[Items from a data source]
——
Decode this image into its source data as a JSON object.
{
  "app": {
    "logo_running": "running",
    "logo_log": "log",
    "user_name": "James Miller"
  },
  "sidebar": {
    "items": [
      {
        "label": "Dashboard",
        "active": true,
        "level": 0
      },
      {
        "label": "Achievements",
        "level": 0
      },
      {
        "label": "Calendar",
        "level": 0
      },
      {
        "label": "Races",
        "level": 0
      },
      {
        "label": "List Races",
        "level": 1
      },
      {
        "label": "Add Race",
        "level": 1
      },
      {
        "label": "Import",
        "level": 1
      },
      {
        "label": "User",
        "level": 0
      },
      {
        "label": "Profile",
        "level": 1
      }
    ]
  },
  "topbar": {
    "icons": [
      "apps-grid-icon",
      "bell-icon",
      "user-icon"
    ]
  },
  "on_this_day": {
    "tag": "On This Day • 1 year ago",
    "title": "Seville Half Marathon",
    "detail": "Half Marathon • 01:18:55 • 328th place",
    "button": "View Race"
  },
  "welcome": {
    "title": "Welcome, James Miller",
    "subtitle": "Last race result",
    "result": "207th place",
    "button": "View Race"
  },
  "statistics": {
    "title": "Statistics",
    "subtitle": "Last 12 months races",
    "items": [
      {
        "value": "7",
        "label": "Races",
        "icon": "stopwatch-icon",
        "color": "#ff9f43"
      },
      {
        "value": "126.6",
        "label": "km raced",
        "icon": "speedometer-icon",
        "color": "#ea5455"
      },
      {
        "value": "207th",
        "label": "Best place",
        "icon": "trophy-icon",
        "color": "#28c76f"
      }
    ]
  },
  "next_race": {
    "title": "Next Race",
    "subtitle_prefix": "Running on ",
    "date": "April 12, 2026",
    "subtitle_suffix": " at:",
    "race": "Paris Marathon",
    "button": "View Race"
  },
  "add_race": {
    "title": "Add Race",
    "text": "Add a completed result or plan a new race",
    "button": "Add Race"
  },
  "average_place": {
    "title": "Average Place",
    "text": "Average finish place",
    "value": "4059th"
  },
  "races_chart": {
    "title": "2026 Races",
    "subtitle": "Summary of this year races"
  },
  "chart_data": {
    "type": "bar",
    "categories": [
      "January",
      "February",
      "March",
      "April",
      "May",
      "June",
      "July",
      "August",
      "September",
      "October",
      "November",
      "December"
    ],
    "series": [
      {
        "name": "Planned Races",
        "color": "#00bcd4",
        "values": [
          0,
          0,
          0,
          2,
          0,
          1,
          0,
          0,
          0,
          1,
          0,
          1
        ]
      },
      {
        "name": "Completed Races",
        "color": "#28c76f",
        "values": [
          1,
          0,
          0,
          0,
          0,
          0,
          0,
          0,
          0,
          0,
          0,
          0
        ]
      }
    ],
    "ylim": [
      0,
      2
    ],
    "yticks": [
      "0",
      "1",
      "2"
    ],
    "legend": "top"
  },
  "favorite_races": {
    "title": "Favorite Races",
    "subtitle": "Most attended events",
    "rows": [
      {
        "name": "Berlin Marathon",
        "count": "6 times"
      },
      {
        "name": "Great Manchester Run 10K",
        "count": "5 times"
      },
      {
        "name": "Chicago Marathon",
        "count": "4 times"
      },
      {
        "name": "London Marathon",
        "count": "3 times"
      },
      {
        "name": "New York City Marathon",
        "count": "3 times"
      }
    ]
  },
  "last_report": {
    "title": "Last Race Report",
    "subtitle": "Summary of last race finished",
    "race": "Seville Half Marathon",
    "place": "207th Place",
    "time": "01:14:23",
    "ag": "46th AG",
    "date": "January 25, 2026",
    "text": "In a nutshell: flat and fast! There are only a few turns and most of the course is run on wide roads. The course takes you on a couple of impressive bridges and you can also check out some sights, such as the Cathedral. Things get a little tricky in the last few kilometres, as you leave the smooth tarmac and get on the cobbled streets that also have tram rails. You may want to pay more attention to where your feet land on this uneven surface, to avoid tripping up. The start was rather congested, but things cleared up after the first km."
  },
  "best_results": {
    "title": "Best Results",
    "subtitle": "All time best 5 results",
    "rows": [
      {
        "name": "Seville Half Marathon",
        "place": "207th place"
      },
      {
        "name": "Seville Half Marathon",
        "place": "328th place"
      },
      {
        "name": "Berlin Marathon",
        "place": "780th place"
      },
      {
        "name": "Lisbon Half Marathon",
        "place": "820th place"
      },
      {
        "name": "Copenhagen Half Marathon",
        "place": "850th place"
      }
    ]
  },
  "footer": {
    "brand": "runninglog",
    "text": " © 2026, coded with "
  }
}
——
Aim - Write out the entire listing exactly.

Reply -
Decode this image into its source data as a JSON object.
{
  "app": {
    "logo_running": "running",
    "logo_log": "log",
    "user_name": "James Miller"
  },
  "sidebar": {
    "items": [
      {
        "label": "Dashboard",
        "active": true,
        "level": 0
      },
      {
        "label": "Achievements",
        "level": 0
      },
      {
        "label": "Calendar",
        "level": 0
      },
      {
        "label": "Races",
        "level": 0
      },
      {
        "label": "List Races",
        "level": 1
      },
      {
        "label": "Add Race",
        "level": 1
      },
      {
        "label": "Import",
        "level": 1
      },
      {
        "label": "User",
        "level": 0
      },
      {
        "label": "Profile",
        "level": 1
      }
    ]
  },
  "topbar": {
    "icons": [
      "apps-grid-icon",
      "bell-icon",
      "user-icon"
    ]
  },
  "on_this_day": {
    "tag": "On This Day • 1 year ago",
    "title": "Seville Half Marathon",
    "detail": "Half Marathon • 01:18:55 • 328th place",
    "button": "View Race"
  },
  "welcome": {
    "title": "Welcome, James Miller",
    "subtitle": "Last race result",
    "result": "207th place",
    "button": "View Race"
  },
  "statistics": {
    "title": "Statistics",
    "subtitle": "Last 12 months races",
    "items": [
      {
        "value": "7",
        "label": "Races",
        "icon": "stopwatch-icon",
        "color": "#ff9f43"
      },
      {
        "value": "126.6",
        "label": "km raced",
        "icon": "speedometer-icon",
        "color": "#ea5455"
      },
      {
        "value": "207th",
        "label": "Best place",
        "icon": "trophy-icon",
        "color": "#28c76f"
      }
    ]
  },
  "next_race": {
    "title": "Next Race",
    "subtitle_prefix": "Running on ",
    "date": "April 12, 2026",
    "subtitle_suffix": " at:",
    "race": "Paris Marathon",
    "button": "View Race"
  },
  "add_race": {
    "title": "Add Race",
    "text": "Add a completed result or plan a new race",
    "button": "Add Race"
  },
  "average_place": {
    "title": "Average Place",
    "text": "Average finish place",
    "value": "4059th"
  },
  "races_chart": {
    "title": "2026 Races",
    "subtitle": "Summary of this year races"
  },
  "chart_data": {
    "type": "bar",
    "categories": [
      "January",
      "February",
      "March",
      "April",
      "May",
      "June",
      "July",
      "August",
      "September",
      "October",
      "November",
      "December"
    ],
    "series": [
      {
        "name": "Planned Races",
        "color": "#00bcd4",
        "values": [
          0,
          0,
          0,
          2,
          0,
          1,
          0,
          0,
          0,
          1,
          0,
          1
        ]
      },
      {
        "name": "Completed Races",
        "color": "#28c76f",
        "values": [
          1,
          0,
          0,
          0,
          0,
          0,
          0,
          0,
          0,
          0,
          0,
          0
        ]
      }
    ],
    "ylim": [
      0,
      2
    ],
    "yticks": [
      "0",
      "1",
      "2"
    ],
    "legend": "top"
  },
  "favorite_races": {
    "title": "Favorite Races",
    "subtitle": "Most attended events",
    "rows": [
      {
        "name": "Berlin Marathon",
        "count": "6 times"
      },
      {
        "name": "Great Manchester Run 10K",
        "count": "5 times"
      },
      {
        "name": "Chicago Marathon",
        "count": "4 times"
      },
      {
        "name": "London Marathon",
        "count": "3 times"
      },
      {
        "name": "New York City Marathon",
        "count": "3 times"
      }
    ]
  },
  "last_report": {
    "title": "Last Race Report",
    "subtitle": "Summary of last race finished",
    "race": "Seville Half Marathon",
    "place": "207th Place",
    "time": "01:14:23",
    "ag": "46th AG",
    "date": "January 25, 2026",
    "text": "In a nutshell: flat and fast! There are only a few turns and most of the course is run on wide roads. The course takes you on a couple of impressive bridges and you can also check out some sights, such as the Cathedral. Things get a little tricky in the last few kilometres, as you leave the smooth tarmac and get on the cobbled streets that also have tram rails. You may want to pay more attention to where your feet land on this uneven surface, to avoid tripping up. The start was rather congested, but things cleared up after the first km."
  },
  "best_results": {
    "title": "Best Results",
    "subtitle": "All time best 5 results",
    "rows": [
      {
        "name": "Seville Half Marathon",
        "place": "207th place"
      },
      {
        "name": "Seville Half Marathon",
        "place": "328th place"
      },
      {
        "name": "Berlin Marathon",
        "place": "780th place"
      },
      {
        "name": "Lisbon Half Marathon",
        "place": "820th place"
      },
      {
        "name": "Copenhagen Half Marathon",
        "place": "850th place"
      }
    ]
  },
  "footer": {
    "brand": "runninglog",
    "text": " © 2026, coded with "
  }
}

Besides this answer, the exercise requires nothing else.